*WHAT NEEDS TO BE DONE*
Extract every line below that contains the word "andel".

*DATASET EXCERPTS*
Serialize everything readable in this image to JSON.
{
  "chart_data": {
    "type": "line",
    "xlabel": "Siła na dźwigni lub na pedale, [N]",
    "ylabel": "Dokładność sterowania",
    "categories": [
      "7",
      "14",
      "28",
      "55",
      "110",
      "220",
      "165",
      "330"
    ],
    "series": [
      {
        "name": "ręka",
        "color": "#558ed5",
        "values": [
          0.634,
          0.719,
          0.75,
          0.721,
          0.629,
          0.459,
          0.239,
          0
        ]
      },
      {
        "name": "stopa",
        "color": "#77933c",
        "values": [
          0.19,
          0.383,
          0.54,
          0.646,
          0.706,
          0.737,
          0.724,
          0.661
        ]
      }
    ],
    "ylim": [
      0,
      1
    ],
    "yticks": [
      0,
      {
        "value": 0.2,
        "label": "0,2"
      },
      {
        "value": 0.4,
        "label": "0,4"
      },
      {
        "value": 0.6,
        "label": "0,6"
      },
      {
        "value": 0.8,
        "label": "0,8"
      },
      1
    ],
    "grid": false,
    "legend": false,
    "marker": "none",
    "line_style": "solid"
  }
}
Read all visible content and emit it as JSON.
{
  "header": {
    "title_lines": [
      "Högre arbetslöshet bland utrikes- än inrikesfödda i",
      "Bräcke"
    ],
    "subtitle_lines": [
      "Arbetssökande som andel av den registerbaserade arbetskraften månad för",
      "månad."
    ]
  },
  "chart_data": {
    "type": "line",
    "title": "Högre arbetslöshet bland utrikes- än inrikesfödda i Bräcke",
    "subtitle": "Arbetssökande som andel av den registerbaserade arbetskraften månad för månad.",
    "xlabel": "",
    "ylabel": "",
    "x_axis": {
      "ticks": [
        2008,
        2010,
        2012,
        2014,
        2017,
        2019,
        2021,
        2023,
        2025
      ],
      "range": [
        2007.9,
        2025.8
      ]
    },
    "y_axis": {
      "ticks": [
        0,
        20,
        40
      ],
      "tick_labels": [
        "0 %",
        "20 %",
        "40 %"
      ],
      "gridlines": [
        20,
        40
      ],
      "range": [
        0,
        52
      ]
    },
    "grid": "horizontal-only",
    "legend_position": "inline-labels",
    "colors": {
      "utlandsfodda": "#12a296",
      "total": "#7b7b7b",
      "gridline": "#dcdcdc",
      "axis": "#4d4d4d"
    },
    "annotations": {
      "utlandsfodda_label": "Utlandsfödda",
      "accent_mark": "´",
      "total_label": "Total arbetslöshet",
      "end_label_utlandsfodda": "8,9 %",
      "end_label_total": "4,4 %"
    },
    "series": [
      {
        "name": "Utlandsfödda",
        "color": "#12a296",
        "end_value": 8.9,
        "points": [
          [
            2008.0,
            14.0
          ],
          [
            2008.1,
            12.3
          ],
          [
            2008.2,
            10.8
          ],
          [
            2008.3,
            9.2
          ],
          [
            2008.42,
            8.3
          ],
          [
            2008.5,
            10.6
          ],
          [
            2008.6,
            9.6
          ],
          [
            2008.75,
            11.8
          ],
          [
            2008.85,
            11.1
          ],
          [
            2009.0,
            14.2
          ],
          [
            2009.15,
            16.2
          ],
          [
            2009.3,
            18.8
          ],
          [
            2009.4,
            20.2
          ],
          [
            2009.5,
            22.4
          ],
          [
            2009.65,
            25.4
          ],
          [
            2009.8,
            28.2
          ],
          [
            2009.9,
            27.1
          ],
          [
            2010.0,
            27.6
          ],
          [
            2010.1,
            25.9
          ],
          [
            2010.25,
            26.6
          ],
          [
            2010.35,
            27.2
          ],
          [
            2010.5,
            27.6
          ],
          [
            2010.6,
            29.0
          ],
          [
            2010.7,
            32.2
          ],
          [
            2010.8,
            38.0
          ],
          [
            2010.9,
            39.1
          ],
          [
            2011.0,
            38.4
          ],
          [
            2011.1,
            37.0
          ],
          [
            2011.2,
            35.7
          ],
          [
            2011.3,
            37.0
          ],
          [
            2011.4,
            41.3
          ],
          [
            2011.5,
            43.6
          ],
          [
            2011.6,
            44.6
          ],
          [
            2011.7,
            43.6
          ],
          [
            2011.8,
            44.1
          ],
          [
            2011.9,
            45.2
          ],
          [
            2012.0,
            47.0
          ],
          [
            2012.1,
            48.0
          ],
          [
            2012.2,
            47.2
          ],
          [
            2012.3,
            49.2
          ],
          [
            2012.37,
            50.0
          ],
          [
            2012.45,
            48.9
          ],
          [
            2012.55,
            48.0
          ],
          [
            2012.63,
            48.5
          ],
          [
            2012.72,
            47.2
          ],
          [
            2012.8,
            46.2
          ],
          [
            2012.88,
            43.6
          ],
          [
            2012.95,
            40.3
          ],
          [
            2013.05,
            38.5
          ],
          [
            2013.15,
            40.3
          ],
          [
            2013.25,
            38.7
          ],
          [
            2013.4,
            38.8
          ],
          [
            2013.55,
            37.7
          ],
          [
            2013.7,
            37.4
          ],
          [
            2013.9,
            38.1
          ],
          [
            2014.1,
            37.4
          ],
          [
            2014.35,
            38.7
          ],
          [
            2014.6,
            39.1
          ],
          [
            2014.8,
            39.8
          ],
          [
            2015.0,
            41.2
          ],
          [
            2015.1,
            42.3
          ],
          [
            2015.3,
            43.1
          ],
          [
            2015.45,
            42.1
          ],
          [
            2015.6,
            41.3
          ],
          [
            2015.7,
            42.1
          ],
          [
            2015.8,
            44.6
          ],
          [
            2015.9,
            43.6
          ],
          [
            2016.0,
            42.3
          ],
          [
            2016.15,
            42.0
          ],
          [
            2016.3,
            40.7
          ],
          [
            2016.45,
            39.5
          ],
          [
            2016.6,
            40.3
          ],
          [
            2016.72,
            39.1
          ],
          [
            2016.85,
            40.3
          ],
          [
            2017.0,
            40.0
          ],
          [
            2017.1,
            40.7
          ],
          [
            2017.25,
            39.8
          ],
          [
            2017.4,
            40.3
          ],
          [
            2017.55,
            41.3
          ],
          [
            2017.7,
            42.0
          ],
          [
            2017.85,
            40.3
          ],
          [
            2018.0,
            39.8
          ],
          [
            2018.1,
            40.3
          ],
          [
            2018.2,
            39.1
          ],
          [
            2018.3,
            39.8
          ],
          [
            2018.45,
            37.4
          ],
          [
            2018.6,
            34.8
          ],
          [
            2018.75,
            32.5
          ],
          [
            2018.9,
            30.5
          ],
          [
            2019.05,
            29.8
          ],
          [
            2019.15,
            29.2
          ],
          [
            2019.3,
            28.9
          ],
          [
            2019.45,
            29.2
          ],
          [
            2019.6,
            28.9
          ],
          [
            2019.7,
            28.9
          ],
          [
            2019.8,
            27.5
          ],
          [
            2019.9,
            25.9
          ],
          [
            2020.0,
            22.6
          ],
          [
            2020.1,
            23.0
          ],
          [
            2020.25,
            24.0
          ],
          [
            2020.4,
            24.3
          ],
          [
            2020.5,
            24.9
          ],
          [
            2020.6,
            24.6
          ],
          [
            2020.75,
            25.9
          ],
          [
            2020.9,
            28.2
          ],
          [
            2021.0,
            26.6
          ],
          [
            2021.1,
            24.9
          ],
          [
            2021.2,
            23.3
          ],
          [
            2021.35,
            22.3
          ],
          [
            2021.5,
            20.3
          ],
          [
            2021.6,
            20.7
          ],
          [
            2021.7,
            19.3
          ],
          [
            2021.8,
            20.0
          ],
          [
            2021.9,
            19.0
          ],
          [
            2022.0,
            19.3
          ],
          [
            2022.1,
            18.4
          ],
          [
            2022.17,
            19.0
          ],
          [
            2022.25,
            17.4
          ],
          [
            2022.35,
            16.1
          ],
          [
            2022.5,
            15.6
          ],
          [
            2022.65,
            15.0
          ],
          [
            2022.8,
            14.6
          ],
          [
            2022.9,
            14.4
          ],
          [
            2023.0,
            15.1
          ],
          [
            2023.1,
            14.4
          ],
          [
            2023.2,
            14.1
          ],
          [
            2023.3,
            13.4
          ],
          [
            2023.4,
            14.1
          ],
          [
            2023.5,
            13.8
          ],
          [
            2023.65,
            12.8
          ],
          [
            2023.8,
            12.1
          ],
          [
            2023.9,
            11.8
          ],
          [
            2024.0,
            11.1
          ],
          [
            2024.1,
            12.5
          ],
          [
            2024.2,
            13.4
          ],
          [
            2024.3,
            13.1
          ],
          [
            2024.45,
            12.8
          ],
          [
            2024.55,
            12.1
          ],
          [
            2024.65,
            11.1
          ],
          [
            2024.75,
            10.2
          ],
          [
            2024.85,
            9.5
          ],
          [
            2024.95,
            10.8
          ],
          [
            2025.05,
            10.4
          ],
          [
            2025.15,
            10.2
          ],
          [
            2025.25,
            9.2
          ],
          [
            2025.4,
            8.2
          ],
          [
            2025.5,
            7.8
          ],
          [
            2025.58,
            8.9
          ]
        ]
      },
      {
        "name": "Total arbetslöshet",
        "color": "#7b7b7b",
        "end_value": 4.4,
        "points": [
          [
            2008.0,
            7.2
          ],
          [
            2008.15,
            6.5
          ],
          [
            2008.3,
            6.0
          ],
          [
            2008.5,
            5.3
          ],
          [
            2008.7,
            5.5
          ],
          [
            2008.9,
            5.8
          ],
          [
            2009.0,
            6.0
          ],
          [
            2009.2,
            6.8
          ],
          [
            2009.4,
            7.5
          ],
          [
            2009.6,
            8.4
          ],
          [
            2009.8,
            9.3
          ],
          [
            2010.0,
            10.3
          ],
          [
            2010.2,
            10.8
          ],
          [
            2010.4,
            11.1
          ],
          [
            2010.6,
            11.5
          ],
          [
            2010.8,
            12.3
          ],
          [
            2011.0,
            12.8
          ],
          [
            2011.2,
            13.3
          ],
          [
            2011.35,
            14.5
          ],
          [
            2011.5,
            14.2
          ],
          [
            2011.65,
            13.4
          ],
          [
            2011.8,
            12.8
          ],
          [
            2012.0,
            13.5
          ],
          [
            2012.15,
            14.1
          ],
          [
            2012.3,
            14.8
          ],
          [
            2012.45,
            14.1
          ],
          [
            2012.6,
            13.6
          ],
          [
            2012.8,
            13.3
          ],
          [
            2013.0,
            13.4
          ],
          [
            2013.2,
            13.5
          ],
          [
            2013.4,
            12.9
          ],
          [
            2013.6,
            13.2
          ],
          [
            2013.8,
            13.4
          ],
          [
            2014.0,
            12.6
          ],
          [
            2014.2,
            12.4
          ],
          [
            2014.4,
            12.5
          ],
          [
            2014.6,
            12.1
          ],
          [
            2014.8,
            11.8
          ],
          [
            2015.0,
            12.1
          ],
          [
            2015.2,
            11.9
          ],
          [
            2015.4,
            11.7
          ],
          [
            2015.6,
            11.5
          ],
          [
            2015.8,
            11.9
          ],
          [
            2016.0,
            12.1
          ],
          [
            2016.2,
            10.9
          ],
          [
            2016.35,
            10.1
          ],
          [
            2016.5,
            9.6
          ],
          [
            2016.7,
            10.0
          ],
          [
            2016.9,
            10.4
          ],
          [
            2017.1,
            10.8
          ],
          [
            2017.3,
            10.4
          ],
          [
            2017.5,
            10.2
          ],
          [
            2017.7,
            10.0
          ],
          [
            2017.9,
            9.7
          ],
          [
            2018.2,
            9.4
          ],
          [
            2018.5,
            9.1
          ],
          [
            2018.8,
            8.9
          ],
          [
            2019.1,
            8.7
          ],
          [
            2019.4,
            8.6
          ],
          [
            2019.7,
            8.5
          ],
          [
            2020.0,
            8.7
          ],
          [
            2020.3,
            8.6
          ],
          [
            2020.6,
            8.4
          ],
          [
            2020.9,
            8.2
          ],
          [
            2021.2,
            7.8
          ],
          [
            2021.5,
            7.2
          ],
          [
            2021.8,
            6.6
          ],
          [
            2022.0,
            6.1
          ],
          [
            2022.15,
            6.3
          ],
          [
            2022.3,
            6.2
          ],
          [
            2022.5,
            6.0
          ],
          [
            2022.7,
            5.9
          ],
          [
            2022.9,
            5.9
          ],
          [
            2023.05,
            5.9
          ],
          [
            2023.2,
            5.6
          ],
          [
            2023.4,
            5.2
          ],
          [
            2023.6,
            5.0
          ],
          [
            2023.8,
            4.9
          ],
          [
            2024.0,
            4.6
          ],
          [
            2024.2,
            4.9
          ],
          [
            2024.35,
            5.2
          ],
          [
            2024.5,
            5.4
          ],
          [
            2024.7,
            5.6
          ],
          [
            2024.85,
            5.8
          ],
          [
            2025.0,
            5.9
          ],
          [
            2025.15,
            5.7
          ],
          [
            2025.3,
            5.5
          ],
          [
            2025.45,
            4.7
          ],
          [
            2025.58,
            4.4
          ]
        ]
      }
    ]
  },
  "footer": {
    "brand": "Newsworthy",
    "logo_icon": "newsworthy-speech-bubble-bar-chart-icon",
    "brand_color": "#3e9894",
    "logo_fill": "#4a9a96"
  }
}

*TASK RESPONSE*
      "Arbetssökande som andel av den registerbaserade arbetskraften månad för",
    "subtitle": "Arbetssökande som andel av den registerbaserade arbetskraften månad för månad.",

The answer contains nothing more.